== Record list ==

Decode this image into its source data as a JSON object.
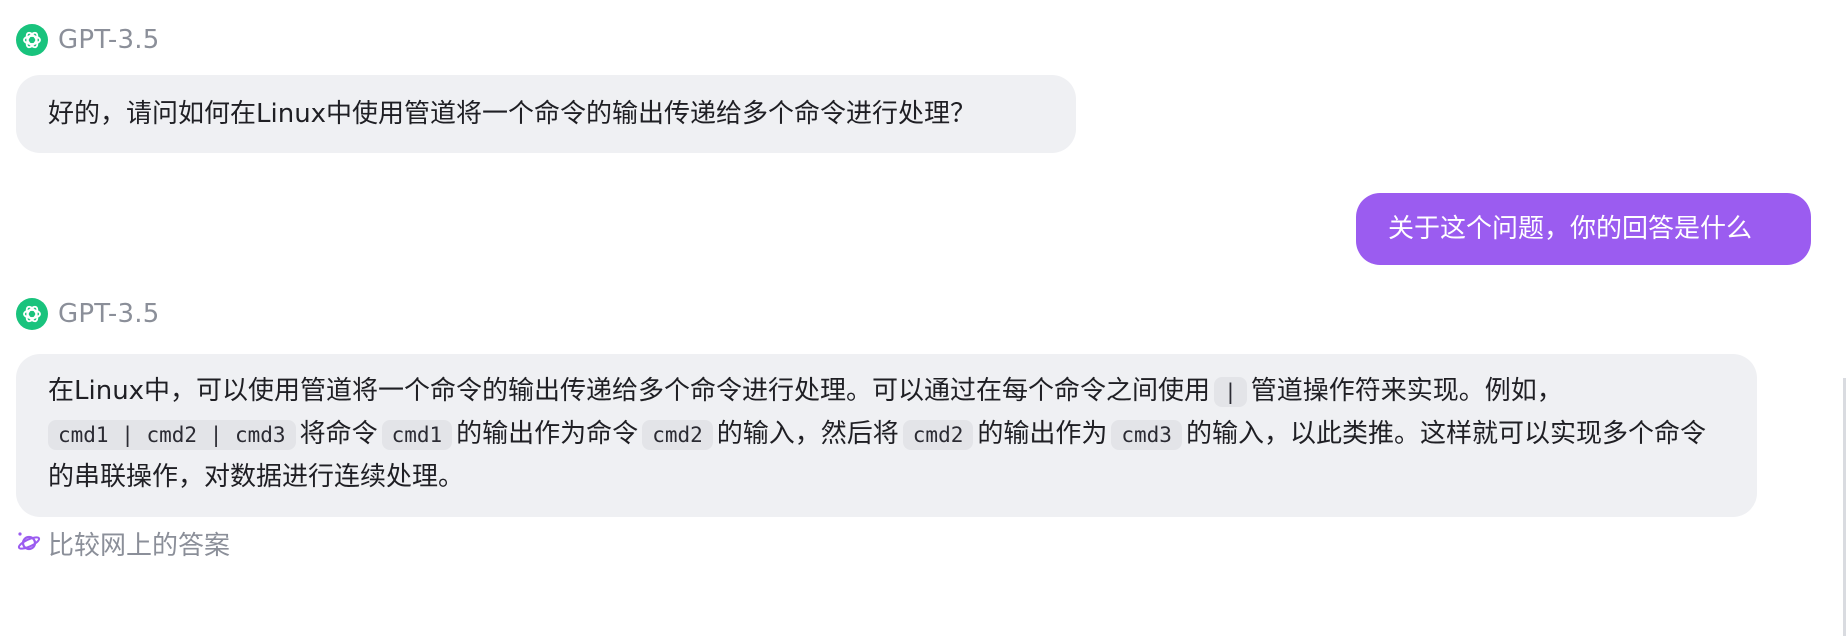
{
  "messages": {
    "bot1": {
      "name": "GPT-3.5",
      "icon": "openai-logo-icon"
    },
    "question1": "好的，请问如何在Linux中使用管道将一个命令的输出传递给多个命令进行处理？",
    "user_question": "关于这个问题，你的回答是什么",
    "bot2": {
      "name": "GPT-3.5",
      "icon": "openai-logo-icon"
    },
    "answer": {
      "seg1": "在Linux中，可以使用管道将一个命令的输出传递给多个命令进行处理。可以通过在每个命令之间使用",
      "pipe": "|",
      "seg2": "管道操作符来实现。例如，",
      "cmd_chain": "cmd1 | cmd2 | cmd3",
      "seg3": "将命令",
      "cmd1": "cmd1",
      "seg4": "的输出作为命令",
      "cmd2a": "cmd2",
      "seg5": "的输入，然后将",
      "cmd2b": "cmd2",
      "seg6": "的输出作为",
      "cmd3": "cmd3",
      "seg7": "的输入，以此类推。这样就可以实现多个命令的串联操作，对数据进行连续处理。"
    }
  },
  "compare": {
    "label": "比较网上的答案",
    "icon": "planet-icon"
  },
  "colors": {
    "assistant_bubble": "#eff0f3",
    "user_bubble": "#9b5cf0",
    "bot_icon": "#19c37d",
    "muted_text": "#8b8f99"
  }
}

===

Task to carry out: Print the records above exactly as they stand, but leave out the pictures.

Finished task:
Decode this image into its source data as a JSON object.
{
  "messages": {
    "bot1": {
      "name": "GPT-3.5",
      "icon": "openai-logo-icon"
    },
    "question1": "好的，请问如何在Linux中使用管道将一个命令的输出传递给多个命令进行处理？",
    "user_question": "关于这个问题，你的回答是什么",
    "bot2": {
      "name": "GPT-3.5",
      "icon": "openai-logo-icon"
    },
    "answer": {
      "seg1": "在Linux中，可以使用管道将一个命令的输出传递给多个命令进行处理。可以通过在每个命令之间使用",
      "pipe": "|",
      "seg2": "管道操作符来实现。例如，",
      "cmd_chain": "cmd1 | cmd2 | cmd3",
      "seg3": "将命令",
      "cmd1": "cmd1",
      "seg4": "的输出作为命令",
      "cmd2a": "cmd2",
      "seg5": "的输入，然后将",
      "cmd2b": "cmd2",
      "seg6": "的输出作为",
      "cmd3": "cmd3",
      "seg7": "的输入，以此类推。这样就可以实现多个命令的串联操作，对数据进行连续处理。"
    }
  },
  "compare": {
    "label": "比较网上的答案",
    "icon": "planet-icon"
  },
  "colors": {
    "assistant_bubble": "#eff0f3",
    "user_bubble": "#9b5cf0",
    "bot_icon": "#19c37d",
    "muted_text": "#8b8f99"
  }
}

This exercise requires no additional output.